TASK DESCRIPTION – Everything from the line containing "Read all visible content and emit it as JSON." down to the last line of the entries below must be transcribed exactly, and nothing else.
## BEGIN
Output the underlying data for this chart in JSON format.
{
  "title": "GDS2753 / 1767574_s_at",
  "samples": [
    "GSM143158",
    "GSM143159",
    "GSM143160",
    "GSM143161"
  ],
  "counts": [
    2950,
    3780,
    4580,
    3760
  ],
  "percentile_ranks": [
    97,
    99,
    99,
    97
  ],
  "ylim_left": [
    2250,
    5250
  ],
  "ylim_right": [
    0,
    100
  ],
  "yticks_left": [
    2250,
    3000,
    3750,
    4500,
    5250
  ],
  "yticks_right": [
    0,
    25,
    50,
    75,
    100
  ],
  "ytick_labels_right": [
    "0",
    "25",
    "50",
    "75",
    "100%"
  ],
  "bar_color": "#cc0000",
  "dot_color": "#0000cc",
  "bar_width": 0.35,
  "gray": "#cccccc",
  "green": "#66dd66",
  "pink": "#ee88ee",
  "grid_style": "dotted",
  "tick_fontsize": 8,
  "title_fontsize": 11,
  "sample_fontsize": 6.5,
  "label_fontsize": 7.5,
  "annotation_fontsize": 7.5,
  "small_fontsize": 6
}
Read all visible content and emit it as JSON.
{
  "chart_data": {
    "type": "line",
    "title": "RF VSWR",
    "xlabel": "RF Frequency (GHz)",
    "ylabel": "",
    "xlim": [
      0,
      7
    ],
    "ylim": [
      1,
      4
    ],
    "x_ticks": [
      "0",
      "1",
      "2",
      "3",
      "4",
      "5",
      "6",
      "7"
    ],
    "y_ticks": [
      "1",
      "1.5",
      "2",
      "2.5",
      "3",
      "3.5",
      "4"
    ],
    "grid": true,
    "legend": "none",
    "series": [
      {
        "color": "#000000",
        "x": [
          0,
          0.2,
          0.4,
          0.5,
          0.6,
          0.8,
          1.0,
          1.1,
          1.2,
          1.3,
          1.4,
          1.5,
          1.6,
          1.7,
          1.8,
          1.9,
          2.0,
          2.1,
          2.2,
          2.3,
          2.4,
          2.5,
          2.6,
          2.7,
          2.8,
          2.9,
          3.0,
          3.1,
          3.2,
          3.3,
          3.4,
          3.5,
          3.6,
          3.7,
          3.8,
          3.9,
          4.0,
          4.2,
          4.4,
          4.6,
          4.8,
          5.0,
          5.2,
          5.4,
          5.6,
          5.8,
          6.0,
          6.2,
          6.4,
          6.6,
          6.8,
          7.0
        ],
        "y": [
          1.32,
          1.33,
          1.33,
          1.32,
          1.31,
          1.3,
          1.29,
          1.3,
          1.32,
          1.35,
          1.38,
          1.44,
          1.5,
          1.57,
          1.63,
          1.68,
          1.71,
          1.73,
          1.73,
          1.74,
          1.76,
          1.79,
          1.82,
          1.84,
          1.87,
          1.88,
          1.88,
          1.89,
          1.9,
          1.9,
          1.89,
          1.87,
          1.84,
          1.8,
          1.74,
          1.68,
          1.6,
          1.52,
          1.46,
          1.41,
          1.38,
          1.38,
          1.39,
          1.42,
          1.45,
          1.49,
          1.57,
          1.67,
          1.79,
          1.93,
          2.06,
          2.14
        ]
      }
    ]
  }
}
## END
IN RESPONSE –
Read all visible content and emit it as JSON.
{
  "chart_data": {
    "type": "line",
    "title": "RF VSWR",
    "xlabel": "RF Frequency (GHz)",
    "ylabel": "",
    "xlim": [
      0,
      7
    ],
    "ylim": [
      1,
      4
    ],
    "x_ticks": [
      "0",
      "1",
      "2",
      "3",
      "4",
      "5",
      "6",
      "7"
    ],
    "y_ticks": [
      "1",
      "1.5",
      "2",
      "2.5",
      "3",
      "3.5",
      "4"
    ],
    "grid": true,
    "legend": "none",
    "series": [
      {
        "color": "#000000",
        "x": [
          0,
          0.2,
          0.4,
          0.5,
          0.6,
          0.8,
          1.0,
          1.1,
          1.2,
          1.3,
          1.4,
          1.5,
          1.6,
          1.7,
          1.8,
          1.9,
          2.0,
          2.1,
          2.2,
          2.3,
          2.4,
          2.5,
          2.6,
          2.7,
          2.8,
          2.9,
          3.0,
          3.1,
          3.2,
          3.3,
          3.4,
          3.5,
          3.6,
          3.7,
          3.8,
          3.9,
          4.0,
          4.2,
          4.4,
          4.6,
          4.8,
          5.0,
          5.2,
          5.4,
          5.6,
          5.8,
          6.0,
          6.2,
          6.4,
          6.6,
          6.8,
          7.0
        ],
        "y": [
          1.32,
          1.33,
          1.33,
          1.32,
          1.31,
          1.3,
          1.29,
          1.3,
          1.32,
          1.35,
          1.38,
          1.44,
          1.5,
          1.57,
          1.63,
          1.68,
          1.71,
          1.73,
          1.73,
          1.74,
          1.76,
          1.79,
          1.82,
          1.84,
          1.87,
          1.88,
          1.88,
          1.89,
          1.9,
          1.9,
          1.89,
          1.87,
          1.84,
          1.8,
          1.74,
          1.68,
          1.6,
          1.52,
          1.46,
          1.41,
          1.38,
          1.38,
          1.39,
          1.42,
          1.45,
          1.49,
          1.57,
          1.67,
          1.79,
          1.93,
          2.06,
          2.14
        ]
      }
    ]
  }
}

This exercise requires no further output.